=== DATA FOR THE TASK ===
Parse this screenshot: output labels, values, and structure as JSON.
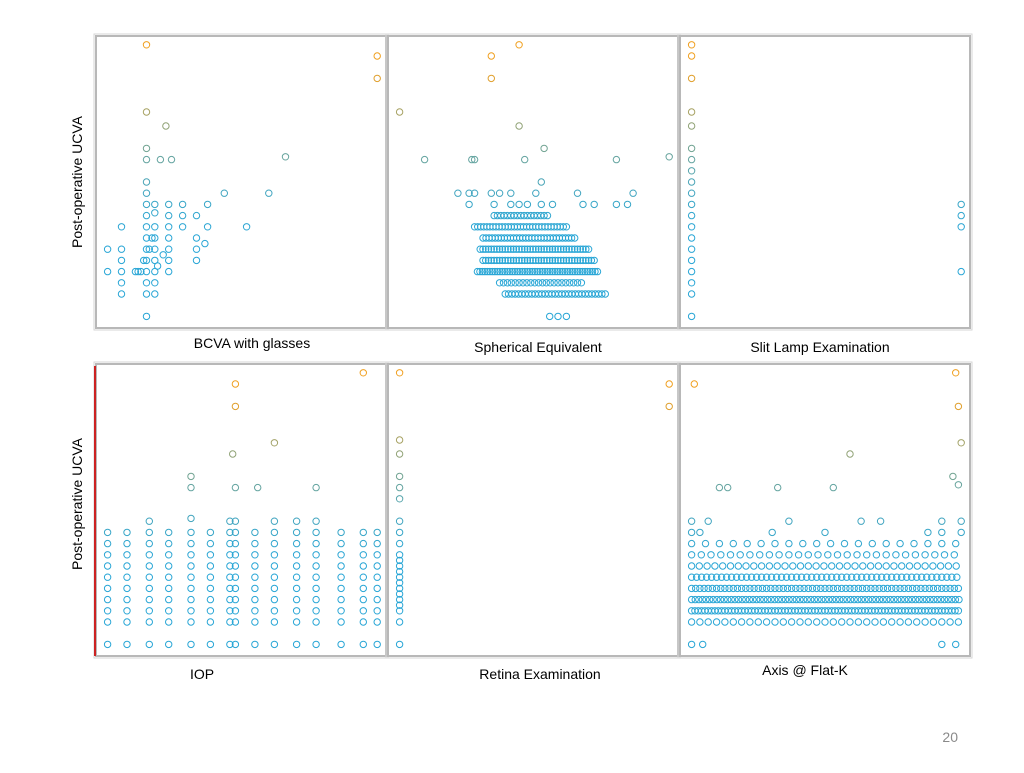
{
  "page_number": "20",
  "colors": {
    "low": "#29a6d6",
    "high": "#f0a020",
    "frame": "#b8b8b8",
    "accent_line": "#cc2222"
  },
  "chart_data": [
    {
      "type": "scatter",
      "xlabel": "BCVA with glasses",
      "ylabel": "Post-operative UCVA",
      "xlim": [
        0,
        1
      ],
      "ylim": [
        0,
        1
      ],
      "points": [
        [
          0.16,
          0.99
        ],
        [
          0.99,
          0.95
        ],
        [
          0.99,
          0.87
        ],
        [
          0.16,
          0.75
        ],
        [
          0.23,
          0.7
        ],
        [
          0.16,
          0.62
        ],
        [
          0.16,
          0.58
        ],
        [
          0.21,
          0.58
        ],
        [
          0.25,
          0.58
        ],
        [
          0.66,
          0.59
        ],
        [
          0.44,
          0.46
        ],
        [
          0.6,
          0.46
        ],
        [
          0.16,
          0.5
        ],
        [
          0.16,
          0.46
        ],
        [
          0.16,
          0.42
        ],
        [
          0.19,
          0.42
        ],
        [
          0.24,
          0.42
        ],
        [
          0.29,
          0.42
        ],
        [
          0.38,
          0.42
        ],
        [
          0.16,
          0.38
        ],
        [
          0.19,
          0.39
        ],
        [
          0.24,
          0.38
        ],
        [
          0.29,
          0.38
        ],
        [
          0.34,
          0.38
        ],
        [
          0.16,
          0.34
        ],
        [
          0.19,
          0.34
        ],
        [
          0.24,
          0.34
        ],
        [
          0.29,
          0.34
        ],
        [
          0.38,
          0.34
        ],
        [
          0.52,
          0.34
        ],
        [
          0.07,
          0.34
        ],
        [
          0.16,
          0.3
        ],
        [
          0.19,
          0.3
        ],
        [
          0.24,
          0.3
        ],
        [
          0.34,
          0.3
        ],
        [
          0.37,
          0.28
        ],
        [
          0.02,
          0.26
        ],
        [
          0.07,
          0.26
        ],
        [
          0.16,
          0.26
        ],
        [
          0.19,
          0.26
        ],
        [
          0.24,
          0.26
        ],
        [
          0.34,
          0.26
        ],
        [
          0.07,
          0.22
        ],
        [
          0.16,
          0.22
        ],
        [
          0.19,
          0.22
        ],
        [
          0.24,
          0.22
        ],
        [
          0.34,
          0.22
        ],
        [
          0.07,
          0.18
        ],
        [
          0.13,
          0.18
        ],
        [
          0.16,
          0.18
        ],
        [
          0.19,
          0.18
        ],
        [
          0.24,
          0.18
        ],
        [
          0.02,
          0.18
        ],
        [
          0.07,
          0.14
        ],
        [
          0.16,
          0.14
        ],
        [
          0.19,
          0.14
        ],
        [
          0.07,
          0.1
        ],
        [
          0.16,
          0.1
        ],
        [
          0.19,
          0.1
        ],
        [
          0.16,
          0.02
        ],
        [
          0.15,
          0.22
        ],
        [
          0.17,
          0.26
        ],
        [
          0.18,
          0.3
        ],
        [
          0.2,
          0.2
        ],
        [
          0.22,
          0.24
        ],
        [
          0.14,
          0.18
        ],
        [
          0.12,
          0.18
        ]
      ]
    },
    {
      "type": "scatter",
      "xlabel": "Spherical Equivalent",
      "ylabel": "",
      "xlim": [
        0,
        1
      ],
      "ylim": [
        0,
        1
      ],
      "points": [
        [
          0.45,
          0.99
        ],
        [
          0.35,
          0.95
        ],
        [
          0.35,
          0.87
        ],
        [
          0.02,
          0.75
        ],
        [
          0.45,
          0.7
        ],
        [
          0.54,
          0.62
        ],
        [
          0.11,
          0.58
        ],
        [
          0.28,
          0.58
        ],
        [
          0.29,
          0.58
        ],
        [
          0.47,
          0.58
        ],
        [
          0.8,
          0.58
        ],
        [
          0.99,
          0.59
        ],
        [
          0.53,
          0.5
        ],
        [
          0.23,
          0.46
        ],
        [
          0.27,
          0.46
        ],
        [
          0.29,
          0.46
        ],
        [
          0.35,
          0.46
        ],
        [
          0.38,
          0.46
        ],
        [
          0.42,
          0.46
        ],
        [
          0.51,
          0.46
        ],
        [
          0.66,
          0.46
        ],
        [
          0.86,
          0.46
        ],
        [
          0.27,
          0.42
        ],
        [
          0.36,
          0.42
        ],
        [
          0.42,
          0.42
        ],
        [
          0.45,
          0.42
        ],
        [
          0.48,
          0.42
        ],
        [
          0.53,
          0.42
        ],
        [
          0.57,
          0.42
        ],
        [
          0.68,
          0.42
        ],
        [
          0.72,
          0.42
        ],
        [
          0.8,
          0.42
        ],
        [
          0.84,
          0.42
        ]
      ],
      "clusters": [
        {
          "y": 0.38,
          "x0": 0.36,
          "x1": 0.56,
          "step": 0.012
        },
        {
          "y": 0.34,
          "x0": 0.29,
          "x1": 0.62,
          "step": 0.011
        },
        {
          "y": 0.3,
          "x0": 0.32,
          "x1": 0.66,
          "step": 0.011
        },
        {
          "y": 0.26,
          "x0": 0.31,
          "x1": 0.7,
          "step": 0.01
        },
        {
          "y": 0.22,
          "x0": 0.32,
          "x1": 0.72,
          "step": 0.01
        },
        {
          "y": 0.18,
          "x0": 0.3,
          "x1": 0.74,
          "step": 0.009
        },
        {
          "y": 0.14,
          "x0": 0.38,
          "x1": 0.68,
          "step": 0.014
        },
        {
          "y": 0.1,
          "x0": 0.4,
          "x1": 0.76,
          "step": 0.012
        },
        {
          "y": 0.02,
          "x0": 0.56,
          "x1": 0.62,
          "step": 0.03
        }
      ]
    },
    {
      "type": "scatter",
      "xlabel": "Slit Lamp Examination",
      "ylabel": "",
      "xlim": [
        0,
        1
      ],
      "ylim": [
        0,
        1
      ],
      "points": [
        [
          0.02,
          0.99
        ],
        [
          0.02,
          0.95
        ],
        [
          0.02,
          0.87
        ],
        [
          0.02,
          0.75
        ],
        [
          0.02,
          0.7
        ],
        [
          0.02,
          0.62
        ],
        [
          0.02,
          0.58
        ],
        [
          0.02,
          0.54
        ],
        [
          0.02,
          0.5
        ],
        [
          0.02,
          0.46
        ],
        [
          0.02,
          0.42
        ],
        [
          0.02,
          0.38
        ],
        [
          0.02,
          0.34
        ],
        [
          0.02,
          0.3
        ],
        [
          0.02,
          0.26
        ],
        [
          0.02,
          0.22
        ],
        [
          0.02,
          0.18
        ],
        [
          0.02,
          0.14
        ],
        [
          0.02,
          0.1
        ],
        [
          0.02,
          0.02
        ],
        [
          0.99,
          0.42
        ],
        [
          0.99,
          0.38
        ],
        [
          0.99,
          0.34
        ],
        [
          0.99,
          0.18
        ]
      ]
    },
    {
      "type": "scatter",
      "xlabel": "IOP",
      "ylabel": "Post-operative UCVA",
      "xlim": [
        0,
        1
      ],
      "ylim": [
        0,
        1
      ],
      "points": [
        [
          0.94,
          0.99
        ],
        [
          0.48,
          0.95
        ],
        [
          0.48,
          0.87
        ],
        [
          0.62,
          0.74
        ],
        [
          0.47,
          0.7
        ],
        [
          0.32,
          0.62
        ],
        [
          0.32,
          0.58
        ],
        [
          0.48,
          0.58
        ],
        [
          0.56,
          0.58
        ],
        [
          0.77,
          0.58
        ],
        [
          0.17,
          0.46
        ],
        [
          0.32,
          0.47
        ],
        [
          0.46,
          0.46
        ],
        [
          0.48,
          0.46
        ],
        [
          0.62,
          0.46
        ],
        [
          0.7,
          0.46
        ],
        [
          0.77,
          0.46
        ]
      ],
      "grid_points": {
        "cols": [
          0.02,
          0.09,
          0.17,
          0.24,
          0.32,
          0.39,
          0.46,
          0.48,
          0.55,
          0.62,
          0.7,
          0.77,
          0.86,
          0.94,
          0.99
        ],
        "rows": [
          0.42,
          0.38,
          0.34,
          0.3,
          0.26,
          0.22,
          0.18,
          0.14,
          0.1,
          0.02
        ]
      }
    },
    {
      "type": "scatter",
      "xlabel": "Retina Examination",
      "ylabel": "",
      "xlim": [
        0,
        1
      ],
      "ylim": [
        0,
        1
      ],
      "points": [
        [
          0.02,
          0.99
        ],
        [
          0.99,
          0.95
        ],
        [
          0.99,
          0.87
        ],
        [
          0.02,
          0.75
        ],
        [
          0.02,
          0.7
        ],
        [
          0.02,
          0.62
        ],
        [
          0.02,
          0.58
        ],
        [
          0.02,
          0.54
        ],
        [
          0.02,
          0.46
        ],
        [
          0.02,
          0.42
        ],
        [
          0.02,
          0.38
        ],
        [
          0.02,
          0.34
        ],
        [
          0.02,
          0.32
        ],
        [
          0.02,
          0.3
        ],
        [
          0.02,
          0.28
        ],
        [
          0.02,
          0.26
        ],
        [
          0.02,
          0.24
        ],
        [
          0.02,
          0.22
        ],
        [
          0.02,
          0.2
        ],
        [
          0.02,
          0.18
        ],
        [
          0.02,
          0.16
        ],
        [
          0.02,
          0.14
        ],
        [
          0.02,
          0.1
        ],
        [
          0.02,
          0.02
        ]
      ]
    },
    {
      "type": "scatter",
      "xlabel": "Axis @ Flat-K",
      "ylabel": "",
      "xlim": [
        0,
        1
      ],
      "ylim": [
        0,
        1
      ],
      "points": [
        [
          0.97,
          0.99
        ],
        [
          0.03,
          0.95
        ],
        [
          0.98,
          0.87
        ],
        [
          0.99,
          0.74
        ],
        [
          0.59,
          0.7
        ],
        [
          0.96,
          0.62
        ],
        [
          0.12,
          0.58
        ],
        [
          0.15,
          0.58
        ],
        [
          0.33,
          0.58
        ],
        [
          0.53,
          0.58
        ],
        [
          0.98,
          0.59
        ],
        [
          0.02,
          0.46
        ],
        [
          0.08,
          0.46
        ],
        [
          0.37,
          0.46
        ],
        [
          0.63,
          0.46
        ],
        [
          0.7,
          0.46
        ],
        [
          0.92,
          0.46
        ],
        [
          0.99,
          0.46
        ],
        [
          0.02,
          0.42
        ],
        [
          0.05,
          0.42
        ],
        [
          0.31,
          0.42
        ],
        [
          0.5,
          0.42
        ],
        [
          0.87,
          0.42
        ],
        [
          0.92,
          0.42
        ],
        [
          0.99,
          0.42
        ],
        [
          0.02,
          0.02
        ],
        [
          0.06,
          0.02
        ],
        [
          0.92,
          0.02
        ],
        [
          0.97,
          0.02
        ]
      ],
      "clusters": [
        {
          "y": 0.38,
          "x0": 0.02,
          "x1": 0.99,
          "step": 0.05
        },
        {
          "y": 0.34,
          "x0": 0.02,
          "x1": 0.99,
          "step": 0.035
        },
        {
          "y": 0.3,
          "x0": 0.02,
          "x1": 0.99,
          "step": 0.028
        },
        {
          "y": 0.26,
          "x0": 0.02,
          "x1": 0.99,
          "step": 0.018
        },
        {
          "y": 0.22,
          "x0": 0.02,
          "x1": 0.99,
          "step": 0.015
        },
        {
          "y": 0.18,
          "x0": 0.02,
          "x1": 0.99,
          "step": 0.013
        },
        {
          "y": 0.14,
          "x0": 0.02,
          "x1": 0.99,
          "step": 0.012
        },
        {
          "y": 0.1,
          "x0": 0.02,
          "x1": 0.99,
          "step": 0.03
        }
      ]
    }
  ]
}
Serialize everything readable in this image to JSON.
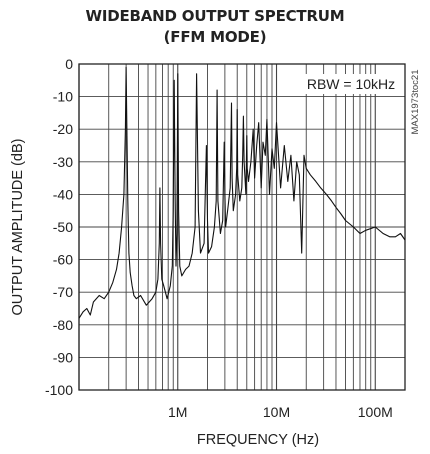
{
  "chart_data": {
    "type": "line",
    "title": "WIDEBAND OUTPUT SPECTRUM",
    "subtitle": "(FFM MODE)",
    "xlabel": "FREQUENCY (Hz)",
    "ylabel": "OUTPUT AMPLITUDE (dB)",
    "x_scale": "log",
    "xlim": [
      100000,
      200000000
    ],
    "ylim": [
      -100,
      0
    ],
    "x_ticks": [
      {
        "value": 1000000,
        "label": "1M"
      },
      {
        "value": 10000000,
        "label": "10M"
      },
      {
        "value": 100000000,
        "label": "100M"
      }
    ],
    "y_ticks": [
      0,
      -10,
      -20,
      -30,
      -40,
      -50,
      -60,
      -70,
      -80,
      -90,
      -100
    ],
    "grid": true,
    "annotations": [
      "RBW = 10kHz",
      "MAX1973toc21"
    ],
    "series": [
      {
        "x": [
          100000,
          110000,
          120000,
          130000,
          140000,
          160000,
          180000,
          200000,
          220000,
          240000,
          255000,
          270000,
          285000,
          295000,
          300000,
          305000,
          312000,
          320000,
          330000,
          345000,
          360000,
          380000,
          420000,
          480000,
          550000,
          600000,
          630000,
          650000,
          660000,
          670000,
          690000,
          720000,
          780000,
          840000,
          880000,
          900000,
          920000,
          940000,
          960000,
          980000,
          1000000,
          1020000,
          1050000,
          1100000,
          1200000,
          1300000,
          1400000,
          1500000,
          1550000,
          1620000,
          1700000,
          1850000,
          1950000,
          2000000,
          2050000,
          2200000,
          2350000,
          2450000,
          2500000,
          2550000,
          2700000,
          2850000,
          2950000,
          3000000,
          3050000,
          3200000,
          3400000,
          3500000,
          3550000,
          3650000,
          3850000,
          3950000,
          4000000,
          4050000,
          4250000,
          4450000,
          4550000,
          4620000,
          4700000,
          4900000,
          5000000,
          5050000,
          5200000,
          5500000,
          5800000,
          6000000,
          6300000,
          6600000,
          7000000,
          7300000,
          7700000,
          8000000,
          8500000,
          9000000,
          9500000,
          10000000,
          11000000,
          12000000,
          13000000,
          14000000,
          15000000,
          16000000,
          17000000,
          18000000,
          19000000,
          20000000,
          22000000,
          25000000,
          28000000,
          32000000,
          36000000,
          40000000,
          45000000,
          50000000,
          60000000,
          70000000,
          80000000,
          100000000,
          120000000,
          140000000,
          160000000,
          180000000,
          200000000
        ],
        "y": [
          -78,
          -76,
          -75,
          -77,
          -73,
          -71,
          -72,
          -70,
          -67,
          -63,
          -58,
          -50,
          -40,
          -20,
          -1,
          -18,
          -42,
          -58,
          -64,
          -68,
          -71,
          -72,
          -71,
          -74,
          -72,
          -70,
          -66,
          -55,
          -38,
          -55,
          -66,
          -68,
          -72,
          -68,
          -62,
          -45,
          -5,
          -40,
          -62,
          -52,
          -3,
          -45,
          -62,
          -65,
          -63,
          -62,
          -58,
          -50,
          -3,
          -45,
          -58,
          -55,
          -25,
          -48,
          -58,
          -56,
          -50,
          -42,
          -8,
          -42,
          -52,
          -48,
          -24,
          -40,
          -50,
          -45,
          -38,
          -12,
          -35,
          -45,
          -40,
          -32,
          -14,
          -34,
          -42,
          -38,
          -28,
          -16,
          -30,
          -40,
          -22,
          -32,
          -36,
          -30,
          -20,
          -35,
          -25,
          -18,
          -38,
          -24,
          -28,
          -17,
          -40,
          -26,
          -32,
          -18,
          -38,
          -25,
          -36,
          -28,
          -42,
          -30,
          -34,
          -58,
          -28,
          -32,
          -34,
          -36,
          -38,
          -40,
          -42,
          -44,
          -46,
          -48,
          -50,
          -52,
          -51,
          -50,
          -52,
          -53,
          -53,
          -52,
          -54
        ]
      }
    ]
  }
}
===
Return the lines of the records that include the string "Examination".

      "xlabel": "Slit Lamp Examination",
      "xlabel": "Retina Examination",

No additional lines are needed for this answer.